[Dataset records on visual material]
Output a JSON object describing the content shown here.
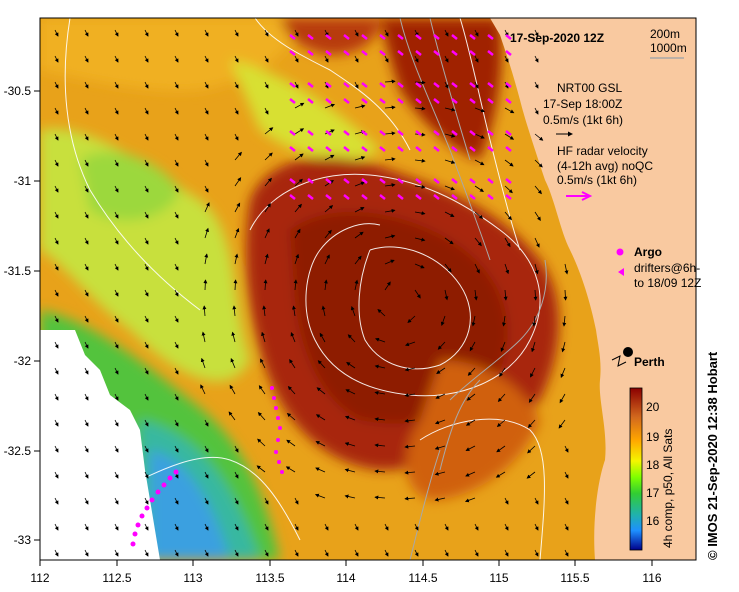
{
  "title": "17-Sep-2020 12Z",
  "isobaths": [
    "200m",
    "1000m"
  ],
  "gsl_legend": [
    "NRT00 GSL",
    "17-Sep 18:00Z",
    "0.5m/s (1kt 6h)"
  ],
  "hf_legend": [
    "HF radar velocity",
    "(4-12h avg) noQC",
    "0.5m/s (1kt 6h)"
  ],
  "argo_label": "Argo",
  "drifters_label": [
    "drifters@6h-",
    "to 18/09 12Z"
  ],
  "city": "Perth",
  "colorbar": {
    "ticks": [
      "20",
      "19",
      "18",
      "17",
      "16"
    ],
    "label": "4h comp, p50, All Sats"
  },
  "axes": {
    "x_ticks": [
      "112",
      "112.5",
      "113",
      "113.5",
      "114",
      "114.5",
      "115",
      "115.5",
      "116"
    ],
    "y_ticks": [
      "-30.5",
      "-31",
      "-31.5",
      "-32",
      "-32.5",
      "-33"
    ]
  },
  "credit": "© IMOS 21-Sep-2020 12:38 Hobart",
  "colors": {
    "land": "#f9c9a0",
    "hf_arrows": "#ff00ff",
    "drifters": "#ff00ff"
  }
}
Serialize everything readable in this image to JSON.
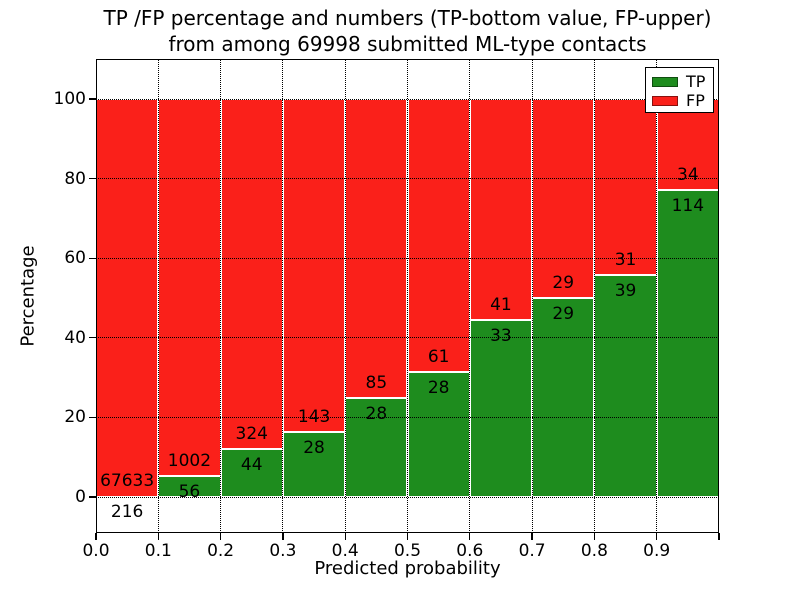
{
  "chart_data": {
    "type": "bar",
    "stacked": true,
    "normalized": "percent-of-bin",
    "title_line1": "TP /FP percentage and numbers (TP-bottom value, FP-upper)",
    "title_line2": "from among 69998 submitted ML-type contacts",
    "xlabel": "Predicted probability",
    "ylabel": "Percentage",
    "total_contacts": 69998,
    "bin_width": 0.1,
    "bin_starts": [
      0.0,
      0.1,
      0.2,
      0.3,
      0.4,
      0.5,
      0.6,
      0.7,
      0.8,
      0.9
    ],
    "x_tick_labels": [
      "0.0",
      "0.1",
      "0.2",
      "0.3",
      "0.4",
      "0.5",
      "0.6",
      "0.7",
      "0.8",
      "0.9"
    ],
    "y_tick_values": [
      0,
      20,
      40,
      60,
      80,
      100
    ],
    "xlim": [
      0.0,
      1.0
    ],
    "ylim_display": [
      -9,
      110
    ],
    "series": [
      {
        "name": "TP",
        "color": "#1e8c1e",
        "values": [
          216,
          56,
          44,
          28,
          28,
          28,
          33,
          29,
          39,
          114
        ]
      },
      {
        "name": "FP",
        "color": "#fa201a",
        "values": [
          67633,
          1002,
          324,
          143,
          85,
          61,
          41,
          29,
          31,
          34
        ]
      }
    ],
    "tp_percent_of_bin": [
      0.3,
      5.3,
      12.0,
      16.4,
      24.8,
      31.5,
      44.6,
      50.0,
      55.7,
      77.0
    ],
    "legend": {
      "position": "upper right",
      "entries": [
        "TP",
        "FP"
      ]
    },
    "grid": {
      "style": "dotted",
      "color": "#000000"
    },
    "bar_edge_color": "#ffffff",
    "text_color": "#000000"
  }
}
* * *
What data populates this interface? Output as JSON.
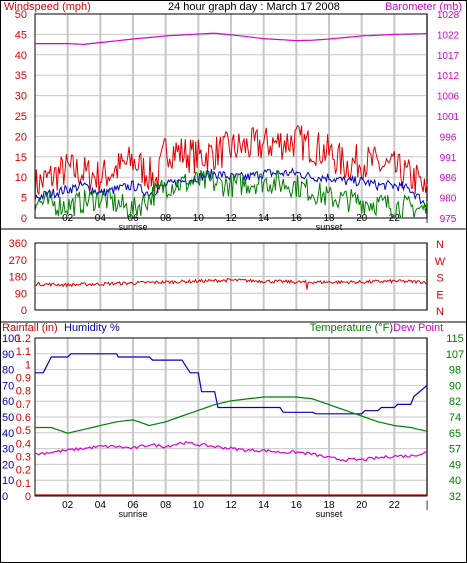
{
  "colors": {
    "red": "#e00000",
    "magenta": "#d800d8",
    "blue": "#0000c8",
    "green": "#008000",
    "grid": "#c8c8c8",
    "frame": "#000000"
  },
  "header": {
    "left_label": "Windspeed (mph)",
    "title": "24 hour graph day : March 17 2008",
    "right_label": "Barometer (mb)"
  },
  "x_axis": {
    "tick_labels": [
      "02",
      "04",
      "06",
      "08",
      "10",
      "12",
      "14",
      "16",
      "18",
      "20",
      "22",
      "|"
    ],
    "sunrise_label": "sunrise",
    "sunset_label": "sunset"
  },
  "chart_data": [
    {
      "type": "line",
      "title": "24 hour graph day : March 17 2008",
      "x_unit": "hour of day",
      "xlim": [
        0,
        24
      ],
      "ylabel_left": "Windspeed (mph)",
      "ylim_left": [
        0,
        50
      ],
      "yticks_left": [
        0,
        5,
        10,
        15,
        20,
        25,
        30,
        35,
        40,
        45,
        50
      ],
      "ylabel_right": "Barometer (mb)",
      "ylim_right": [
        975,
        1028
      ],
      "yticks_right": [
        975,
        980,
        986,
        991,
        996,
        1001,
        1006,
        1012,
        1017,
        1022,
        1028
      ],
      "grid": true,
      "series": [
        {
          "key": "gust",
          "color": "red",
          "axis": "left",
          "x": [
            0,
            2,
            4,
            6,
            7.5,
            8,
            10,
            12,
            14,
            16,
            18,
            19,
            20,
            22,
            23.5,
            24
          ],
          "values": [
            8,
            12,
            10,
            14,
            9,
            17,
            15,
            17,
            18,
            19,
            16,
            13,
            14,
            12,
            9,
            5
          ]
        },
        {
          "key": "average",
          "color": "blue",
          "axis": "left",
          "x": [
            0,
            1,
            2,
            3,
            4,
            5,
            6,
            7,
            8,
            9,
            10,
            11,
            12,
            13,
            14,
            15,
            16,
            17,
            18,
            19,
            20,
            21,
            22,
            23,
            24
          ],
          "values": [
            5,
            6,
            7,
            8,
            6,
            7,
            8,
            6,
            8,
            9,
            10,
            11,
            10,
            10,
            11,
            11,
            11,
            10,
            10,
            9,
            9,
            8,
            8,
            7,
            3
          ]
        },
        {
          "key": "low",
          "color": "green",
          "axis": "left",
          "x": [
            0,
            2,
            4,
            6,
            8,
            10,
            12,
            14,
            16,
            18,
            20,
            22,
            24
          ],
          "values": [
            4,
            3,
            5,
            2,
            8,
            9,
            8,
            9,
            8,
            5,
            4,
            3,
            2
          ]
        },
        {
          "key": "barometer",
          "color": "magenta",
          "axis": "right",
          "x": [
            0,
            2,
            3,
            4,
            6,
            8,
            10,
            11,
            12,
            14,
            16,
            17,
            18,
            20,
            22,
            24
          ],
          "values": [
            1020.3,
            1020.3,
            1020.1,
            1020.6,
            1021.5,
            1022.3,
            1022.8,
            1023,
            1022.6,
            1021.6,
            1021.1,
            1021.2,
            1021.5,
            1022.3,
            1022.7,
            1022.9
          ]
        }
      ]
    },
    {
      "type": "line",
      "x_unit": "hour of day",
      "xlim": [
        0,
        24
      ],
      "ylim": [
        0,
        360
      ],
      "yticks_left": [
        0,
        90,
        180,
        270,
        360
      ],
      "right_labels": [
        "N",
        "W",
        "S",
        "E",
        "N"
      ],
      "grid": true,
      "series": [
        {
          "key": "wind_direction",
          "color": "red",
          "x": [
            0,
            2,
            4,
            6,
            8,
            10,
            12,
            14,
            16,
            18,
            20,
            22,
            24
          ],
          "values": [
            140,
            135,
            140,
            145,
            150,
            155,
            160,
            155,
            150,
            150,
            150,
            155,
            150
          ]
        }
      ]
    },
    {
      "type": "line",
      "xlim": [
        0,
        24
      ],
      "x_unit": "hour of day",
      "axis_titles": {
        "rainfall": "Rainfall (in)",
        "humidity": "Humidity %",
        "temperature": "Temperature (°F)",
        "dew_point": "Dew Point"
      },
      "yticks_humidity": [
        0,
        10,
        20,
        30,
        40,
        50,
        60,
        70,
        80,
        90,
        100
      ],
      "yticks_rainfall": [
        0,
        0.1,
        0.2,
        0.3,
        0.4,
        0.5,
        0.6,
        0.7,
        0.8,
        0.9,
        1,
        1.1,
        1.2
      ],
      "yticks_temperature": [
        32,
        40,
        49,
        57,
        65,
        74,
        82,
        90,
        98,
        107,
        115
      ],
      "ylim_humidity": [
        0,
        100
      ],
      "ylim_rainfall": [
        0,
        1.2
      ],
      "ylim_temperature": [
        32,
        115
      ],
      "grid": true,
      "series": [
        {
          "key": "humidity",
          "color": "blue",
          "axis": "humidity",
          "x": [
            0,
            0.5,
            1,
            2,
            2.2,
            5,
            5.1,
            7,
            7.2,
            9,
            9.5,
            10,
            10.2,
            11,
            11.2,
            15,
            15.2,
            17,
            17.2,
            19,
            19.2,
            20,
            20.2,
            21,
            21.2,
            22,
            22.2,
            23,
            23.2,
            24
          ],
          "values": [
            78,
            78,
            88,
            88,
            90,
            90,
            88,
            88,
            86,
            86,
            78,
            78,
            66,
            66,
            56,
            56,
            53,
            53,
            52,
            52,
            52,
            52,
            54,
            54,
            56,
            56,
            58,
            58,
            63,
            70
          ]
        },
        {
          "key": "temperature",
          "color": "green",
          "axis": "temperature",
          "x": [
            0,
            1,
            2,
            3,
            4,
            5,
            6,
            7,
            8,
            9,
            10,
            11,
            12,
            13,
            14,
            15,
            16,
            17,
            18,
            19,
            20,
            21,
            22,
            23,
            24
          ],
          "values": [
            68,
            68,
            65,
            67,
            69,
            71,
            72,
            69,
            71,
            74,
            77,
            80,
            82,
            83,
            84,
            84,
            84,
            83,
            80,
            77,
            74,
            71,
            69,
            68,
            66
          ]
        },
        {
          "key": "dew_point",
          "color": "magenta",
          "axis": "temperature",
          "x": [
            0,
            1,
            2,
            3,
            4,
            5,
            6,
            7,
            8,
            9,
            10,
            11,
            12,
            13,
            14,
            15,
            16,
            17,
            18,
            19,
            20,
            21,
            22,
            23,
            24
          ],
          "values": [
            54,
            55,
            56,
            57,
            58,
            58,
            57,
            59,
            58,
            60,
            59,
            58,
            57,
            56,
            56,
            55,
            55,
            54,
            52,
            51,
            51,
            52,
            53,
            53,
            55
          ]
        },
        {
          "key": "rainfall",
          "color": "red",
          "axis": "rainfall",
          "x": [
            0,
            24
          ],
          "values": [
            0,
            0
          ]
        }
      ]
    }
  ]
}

_What is required_
Pick out lines containing the word "March", each one as written.

_Finished exercise_
    "title": "24 hour graph day : March 17 2008",
      "title": "24 hour graph day : March 17 2008",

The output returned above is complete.